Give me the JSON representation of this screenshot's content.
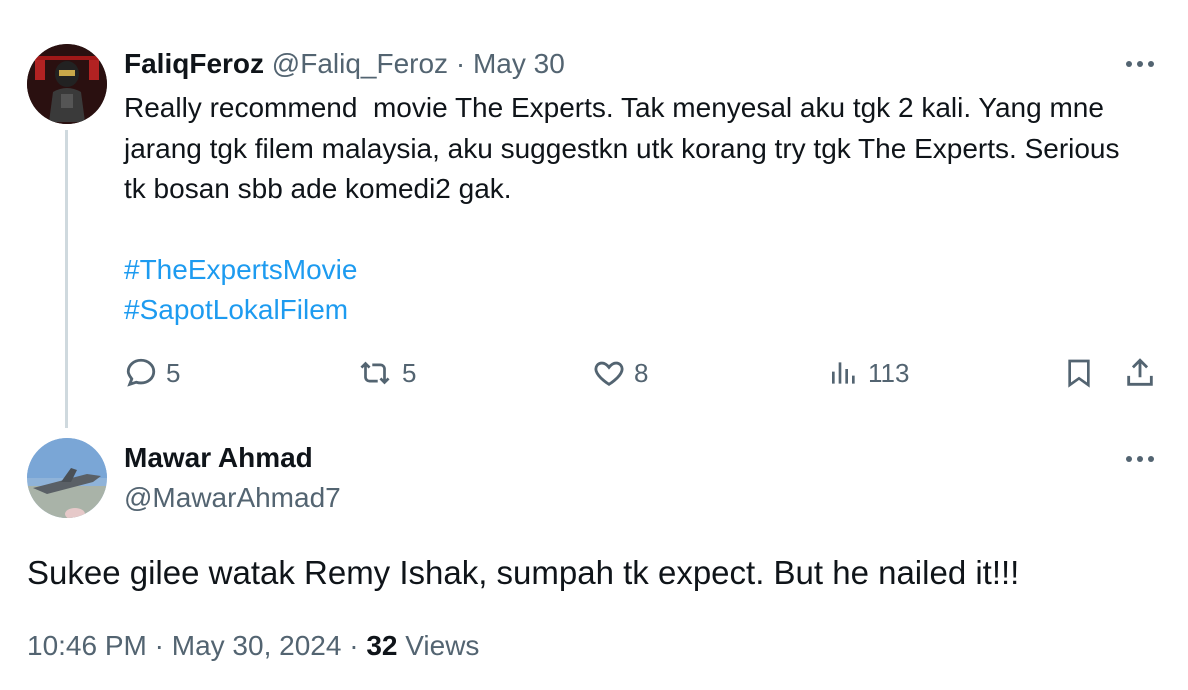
{
  "parent_tweet": {
    "display_name": "FaliqFeroz",
    "handle": "@Faliq_Feroz",
    "separator": "·",
    "date": "May 30",
    "text": "Really recommend  movie The Experts. Tak menyesal aku tgk 2 kali. Yang mne jarang tgk filem malaysia, aku suggestkn utk korang try tgk The Experts. Serious tk bosan sbb ade komedi2 gak.",
    "hashtags": [
      "#TheExpertsMovie",
      "#SapotLokalFilem"
    ],
    "actions": {
      "replies": "5",
      "reposts": "5",
      "likes": "8",
      "views": "113"
    }
  },
  "reply_tweet": {
    "display_name": "Mawar Ahmad",
    "handle": "@MawarAhmad7",
    "text": "Sukee gilee watak Remy Ishak, sumpah tk expect. But he nailed it!!!",
    "time": "10:46 PM",
    "separator": "·",
    "date": "May 30, 2024",
    "views_count": "32",
    "views_label": "Views"
  },
  "colors": {
    "text": "#0f1419",
    "muted": "#536471",
    "link": "#1d9bf0",
    "thread_line": "#cfd9de"
  },
  "icons": [
    "more-icon",
    "reply-icon",
    "repost-icon",
    "like-icon",
    "views-icon",
    "bookmark-icon",
    "share-icon"
  ]
}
---
Using the records above, retype everything exactly except the pictures.

Give me the JSON representation of this screenshot's content.
{
  "parent_tweet": {
    "display_name": "FaliqFeroz",
    "handle": "@Faliq_Feroz",
    "separator": "·",
    "date": "May 30",
    "text": "Really recommend  movie The Experts. Tak menyesal aku tgk 2 kali. Yang mne jarang tgk filem malaysia, aku suggestkn utk korang try tgk The Experts. Serious tk bosan sbb ade komedi2 gak.",
    "hashtags": [
      "#TheExpertsMovie",
      "#SapotLokalFilem"
    ],
    "actions": {
      "replies": "5",
      "reposts": "5",
      "likes": "8",
      "views": "113"
    }
  },
  "reply_tweet": {
    "display_name": "Mawar Ahmad",
    "handle": "@MawarAhmad7",
    "text": "Sukee gilee watak Remy Ishak, sumpah tk expect. But he nailed it!!!",
    "time": "10:46 PM",
    "separator": "·",
    "date": "May 30, 2024",
    "views_count": "32",
    "views_label": "Views"
  },
  "colors": {
    "text": "#0f1419",
    "muted": "#536471",
    "link": "#1d9bf0",
    "thread_line": "#cfd9de"
  },
  "icons": [
    "more-icon",
    "reply-icon",
    "repost-icon",
    "like-icon",
    "views-icon",
    "bookmark-icon",
    "share-icon"
  ]
}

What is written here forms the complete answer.